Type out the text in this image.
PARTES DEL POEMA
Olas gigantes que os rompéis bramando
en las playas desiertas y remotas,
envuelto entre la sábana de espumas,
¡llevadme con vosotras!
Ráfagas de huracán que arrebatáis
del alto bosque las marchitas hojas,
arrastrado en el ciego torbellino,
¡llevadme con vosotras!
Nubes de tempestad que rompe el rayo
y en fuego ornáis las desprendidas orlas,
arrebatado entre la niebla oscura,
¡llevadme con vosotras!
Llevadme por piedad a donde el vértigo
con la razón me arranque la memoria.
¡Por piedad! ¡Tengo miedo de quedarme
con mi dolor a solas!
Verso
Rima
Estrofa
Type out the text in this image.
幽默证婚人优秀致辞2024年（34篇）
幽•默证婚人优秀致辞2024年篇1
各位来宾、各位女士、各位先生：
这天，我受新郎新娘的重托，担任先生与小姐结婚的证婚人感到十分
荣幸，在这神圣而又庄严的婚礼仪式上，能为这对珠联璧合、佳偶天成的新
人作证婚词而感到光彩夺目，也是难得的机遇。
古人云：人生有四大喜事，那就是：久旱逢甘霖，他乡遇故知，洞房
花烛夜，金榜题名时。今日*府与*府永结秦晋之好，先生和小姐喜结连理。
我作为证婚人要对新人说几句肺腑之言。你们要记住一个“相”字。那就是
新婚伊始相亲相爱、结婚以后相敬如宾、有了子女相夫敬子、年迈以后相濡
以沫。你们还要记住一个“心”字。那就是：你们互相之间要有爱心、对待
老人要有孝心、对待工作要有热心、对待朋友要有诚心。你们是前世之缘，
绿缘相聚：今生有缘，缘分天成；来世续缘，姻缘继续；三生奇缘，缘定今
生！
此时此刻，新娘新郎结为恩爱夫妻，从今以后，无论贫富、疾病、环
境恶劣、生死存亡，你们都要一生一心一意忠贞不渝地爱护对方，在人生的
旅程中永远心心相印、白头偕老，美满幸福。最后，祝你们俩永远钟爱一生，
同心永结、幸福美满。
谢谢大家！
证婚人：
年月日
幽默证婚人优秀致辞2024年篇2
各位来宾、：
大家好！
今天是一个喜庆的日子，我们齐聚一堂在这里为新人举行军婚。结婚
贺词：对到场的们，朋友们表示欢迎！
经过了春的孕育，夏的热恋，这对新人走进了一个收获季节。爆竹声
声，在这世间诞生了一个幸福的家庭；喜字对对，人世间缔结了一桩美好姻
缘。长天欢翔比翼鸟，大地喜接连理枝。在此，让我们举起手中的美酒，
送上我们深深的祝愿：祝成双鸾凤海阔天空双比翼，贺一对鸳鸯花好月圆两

Written exercise:
Every entry should be output exactly as written, please.

Completed exercise:
Type out the text in this image.
PARTES DEL POEMA
Olas gigantes que os rompéis bramando
en las playas desiertas y remotas,
envuelto entre la sábana de espumas,
¡llevadme con vosotras!
Ráfagas de huracán que arrebatáis
del alto bosque las marchitas hojas,
arrastrado en el ciego torbellino,
¡llevadme con vosotras!
Nubes de tempestad que rompe el rayo
y en fuego ornáis las desprendidas orlas,
arrebatado entre la niebla oscura,
¡llevadme con vosotras!
Llevadme por piedad a donde el vértigo
con la razón me arranque la memoria.
¡Por piedad! ¡Tengo miedo de quedarme
con mi dolor a solas!
Verso
Rima
Estrofa
Type out the text in this image.
幽默证婚人优秀致辞2024年（34篇）
幽•默证婚人优秀致辞2024年篇1
各位来宾、各位女士、各位先生：
这天，我受新郎新娘的重托，担任先生与小姐结婚的证婚人感到十分
荣幸，在这神圣而又庄严的婚礼仪式上，能为这对珠联璧合、佳偶天成的新
人作证婚词而感到光彩夺目，也是难得的机遇。
古人云：人生有四大喜事，那就是：久旱逢甘霖，他乡遇故知，洞房
花烛夜，金榜题名时。今日*府与*府永结秦晋之好，先生和小姐喜结连理。
我作为证婚人要对新人说几句肺腑之言。你们要记住一个“相”字。那就是
新婚伊始相亲相爱、结婚以后相敬如宾、有了子女相夫敬子、年迈以后相濡
以沫。你们还要记住一个“心”字。那就是：你们互相之间要有爱心、对待
老人要有孝心、对待工作要有热心、对待朋友要有诚心。你们是前世之缘，
绿缘相聚：今生有缘，缘分天成；来世续缘，姻缘继续；三生奇缘，缘定今
生！
此时此刻，新娘新郎结为恩爱夫妻，从今以后，无论贫富、疾病、环
境恶劣、生死存亡，你们都要一生一心一意忠贞不渝地爱护对方，在人生的
旅程中永远心心相印、白头偕老，美满幸福。最后，祝你们俩永远钟爱一生，
同心永结、幸福美满。
谢谢大家！
证婚人：
年月日
幽默证婚人优秀致辞2024年篇2
各位来宾、：
大家好！
今天是一个喜庆的日子，我们齐聚一堂在这里为新人举行军婚。结婚
贺词：对到场的们，朋友们表示欢迎！
经过了春的孕育，夏的热恋，这对新人走进了一个收获季节。爆竹声
声，在这世间诞生了一个幸福的家庭；喜字对对，人世间缔结了一桩美好姻
缘。长天欢翔比翼鸟，大地喜接连理枝。在此，让我们举起手中的美酒，
送上我们深深的祝愿：祝成双鸾凤海阔天空双比翼，贺一对鸳鸯花好月圆两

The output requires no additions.